### GIVEN TASK
Transcribe all of the records word for word, but omit the pictures.
**** MATERIALS PROVIDED
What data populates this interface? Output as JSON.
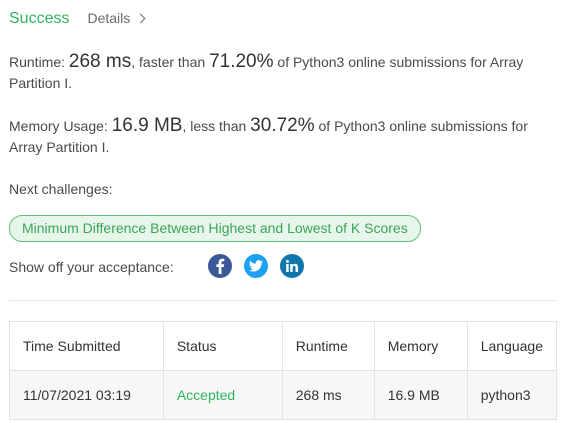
{
  "header": {
    "status": "Success",
    "details_label": "Details"
  },
  "runtime": {
    "label": "Runtime:",
    "value": "268 ms",
    "comparison": ", faster than ",
    "percent": "71.20%",
    "tail": " of Python3 online submissions for Array Partition I."
  },
  "memory": {
    "label": "Memory Usage:",
    "value": "16.9 MB",
    "comparison": ", less than ",
    "percent": "30.72%",
    "tail": " of Python3 online submissions for Array Partition I."
  },
  "next": {
    "label": "Next challenges:",
    "challenge": "Minimum Difference Between Highest and Lowest of K Scores"
  },
  "share": {
    "label": "Show off your acceptance:",
    "icons": [
      "facebook-icon",
      "twitter-icon",
      "linkedin-icon"
    ]
  },
  "table": {
    "headers": [
      "Time Submitted",
      "Status",
      "Runtime",
      "Memory",
      "Language"
    ],
    "rows": [
      {
        "time": "11/07/2021 03:19",
        "status": "Accepted",
        "runtime": "268 ms",
        "memory": "16.9 MB",
        "language": "python3"
      }
    ]
  },
  "colors": {
    "success": "#2db55d",
    "pill_bg": "#e7f6ea",
    "facebook": "#3b5998",
    "twitter": "#1da1f2",
    "linkedin": "#0e76a8"
  }
}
********
### SOLUTION
What data populates this interface? Output as JSON.
{
  "header": {
    "status": "Success",
    "details_label": "Details"
  },
  "runtime": {
    "label": "Runtime:",
    "value": "268 ms",
    "comparison": ", faster than ",
    "percent": "71.20%",
    "tail": " of Python3 online submissions for Array Partition I."
  },
  "memory": {
    "label": "Memory Usage:",
    "value": "16.9 MB",
    "comparison": ", less than ",
    "percent": "30.72%",
    "tail": " of Python3 online submissions for Array Partition I."
  },
  "next": {
    "label": "Next challenges:",
    "challenge": "Minimum Difference Between Highest and Lowest of K Scores"
  },
  "share": {
    "label": "Show off your acceptance:",
    "icons": [
      "facebook-icon",
      "twitter-icon",
      "linkedin-icon"
    ]
  },
  "table": {
    "headers": [
      "Time Submitted",
      "Status",
      "Runtime",
      "Memory",
      "Language"
    ],
    "rows": [
      {
        "time": "11/07/2021 03:19",
        "status": "Accepted",
        "runtime": "268 ms",
        "memory": "16.9 MB",
        "language": "python3"
      }
    ]
  },
  "colors": {
    "success": "#2db55d",
    "pill_bg": "#e7f6ea",
    "facebook": "#3b5998",
    "twitter": "#1da1f2",
    "linkedin": "#0e76a8"
  }
}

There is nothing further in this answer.